— BEGIN Data provided —
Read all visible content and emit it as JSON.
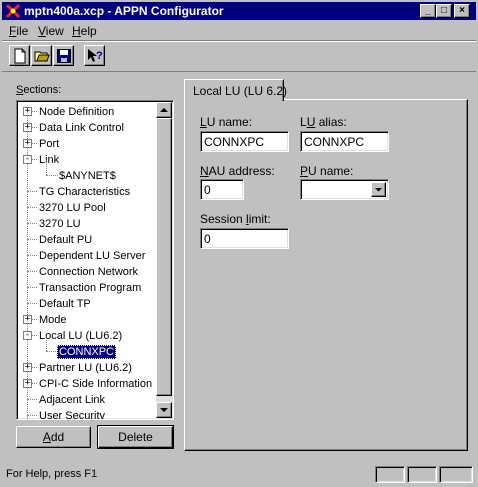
{
  "window": {
    "title": "mptn400a.xcp - APPN Configurator",
    "icon": "appn-app-icon",
    "controls": {
      "minimize": "_",
      "maximize": "□",
      "close": "×"
    }
  },
  "menu": [
    {
      "label": "File",
      "accel": "F",
      "rest": "ile"
    },
    {
      "label": "View",
      "accel": "V",
      "rest": "iew"
    },
    {
      "label": "Help",
      "accel": "H",
      "rest": "elp"
    }
  ],
  "toolbar": [
    {
      "name": "new-file-icon",
      "tip": "New"
    },
    {
      "name": "open-folder-icon",
      "tip": "Open"
    },
    {
      "name": "save-disk-icon",
      "tip": "Save"
    },
    {
      "name": "context-help-icon",
      "tip": "Help"
    }
  ],
  "sections": {
    "label_accel": "S",
    "label_rest": "ections:",
    "items": [
      {
        "label": "Node Definition",
        "expander": "+",
        "level": 0
      },
      {
        "label": "Data Link Control",
        "expander": "+",
        "level": 0
      },
      {
        "label": "Port",
        "expander": "+",
        "level": 0
      },
      {
        "label": "Link",
        "expander": "-",
        "level": 0
      },
      {
        "label": "$ANYNET$",
        "expander": "",
        "level": 1
      },
      {
        "label": "TG Characteristics",
        "expander": "",
        "level": 0
      },
      {
        "label": "3270 LU Pool",
        "expander": "",
        "level": 0
      },
      {
        "label": "3270 LU",
        "expander": "",
        "level": 0
      },
      {
        "label": "Default PU",
        "expander": "",
        "level": 0
      },
      {
        "label": "Dependent LU Server",
        "expander": "",
        "level": 0
      },
      {
        "label": "Connection Network",
        "expander": "",
        "level": 0
      },
      {
        "label": "Transaction Program",
        "expander": "",
        "level": 0
      },
      {
        "label": "Default TP",
        "expander": "",
        "level": 0
      },
      {
        "label": "Mode",
        "expander": "+",
        "level": 0
      },
      {
        "label": "Local LU (LU6.2)",
        "expander": "-",
        "level": 0
      },
      {
        "label": "CONNXPC",
        "expander": "",
        "level": 1,
        "selected": true
      },
      {
        "label": "Partner LU (LU6.2)",
        "expander": "+",
        "level": 0
      },
      {
        "label": "CPI-C Side Information",
        "expander": "+",
        "level": 0
      },
      {
        "label": "Adjacent Link",
        "expander": "",
        "level": 0
      },
      {
        "label": "User Security",
        "expander": "",
        "level": 0
      }
    ]
  },
  "buttons": {
    "add": {
      "accel": "A",
      "rest": "dd"
    },
    "delete": {
      "label": "Delete"
    }
  },
  "tab": {
    "label": "Local LU (LU 6.2)"
  },
  "form": {
    "lu_name": {
      "accel": "L",
      "rest": "U name:",
      "value": "CONNXPC"
    },
    "lu_alias": {
      "pre": "L",
      "accel": "U",
      "rest": " alias:",
      "value": "CONNXPC"
    },
    "nau_address": {
      "accel": "N",
      "rest": "AU address:",
      "value": "0"
    },
    "pu_name": {
      "accel": "P",
      "rest": "U name:",
      "value": ""
    },
    "session_limit": {
      "pre": "Session ",
      "accel": "l",
      "rest": "imit:",
      "value": "0"
    }
  },
  "status": {
    "text": "For Help, press F1"
  },
  "colors": {
    "titlebar": "#000080",
    "face": "#c0c0c0",
    "selection": "#000080"
  }
}
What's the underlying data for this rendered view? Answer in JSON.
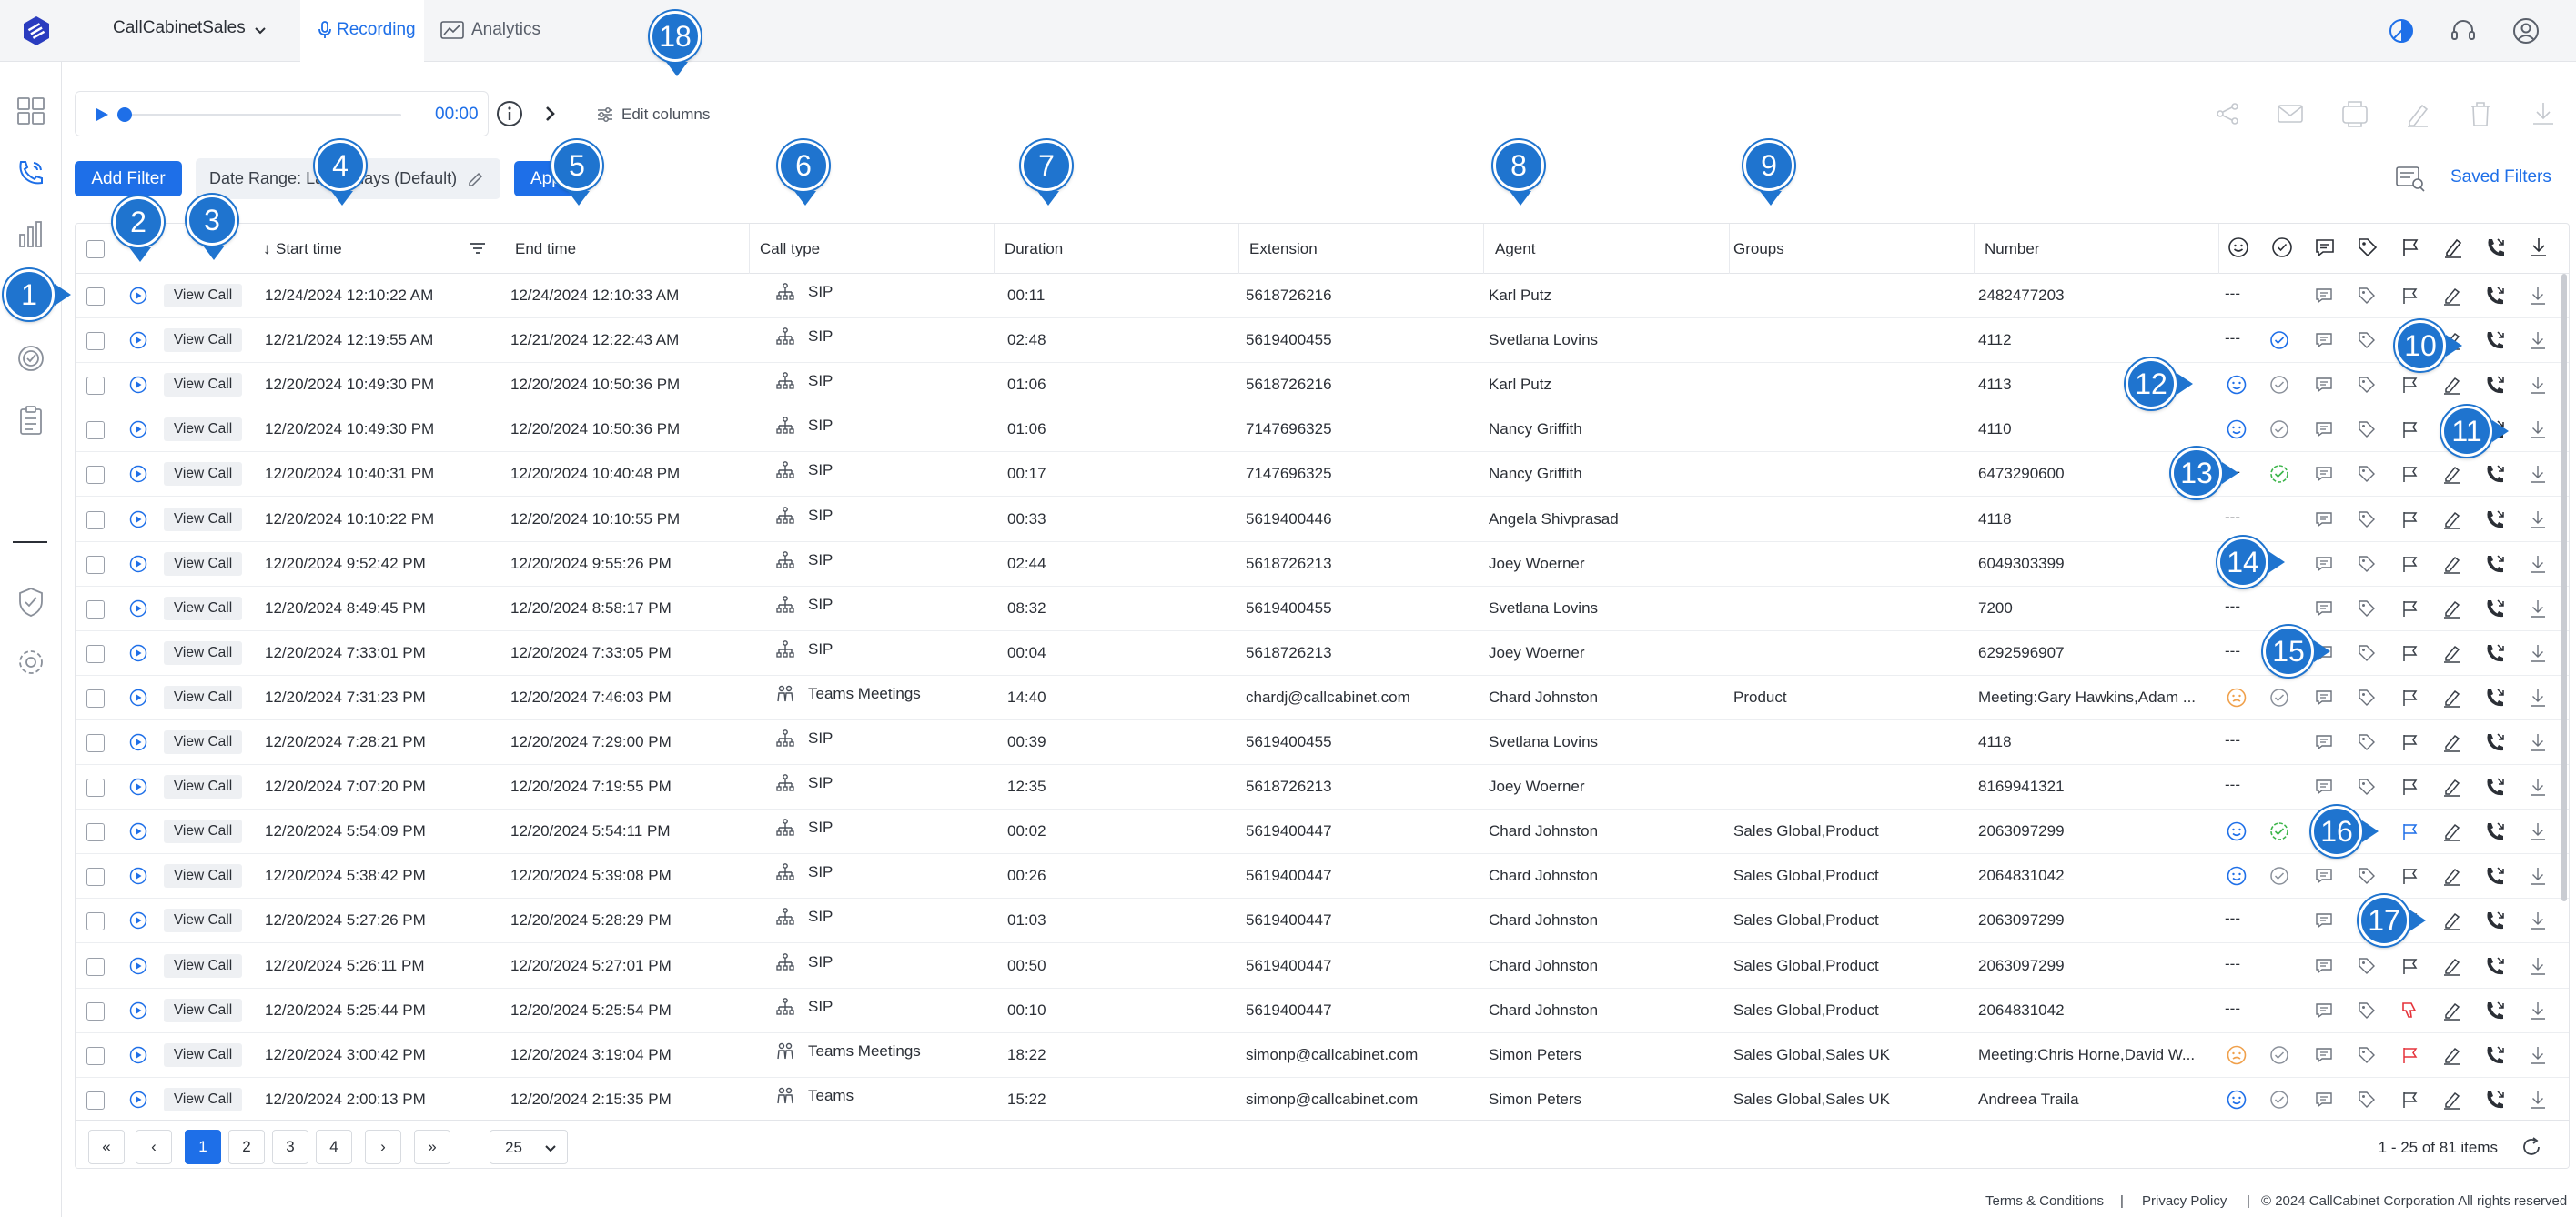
— END Data provided —
What to work on:
Select and copy every line of the listing with the word "Link".

Expected output:
        "label": "Data Link Control",
        "label": "Link",
        "label": "Adjacent Link",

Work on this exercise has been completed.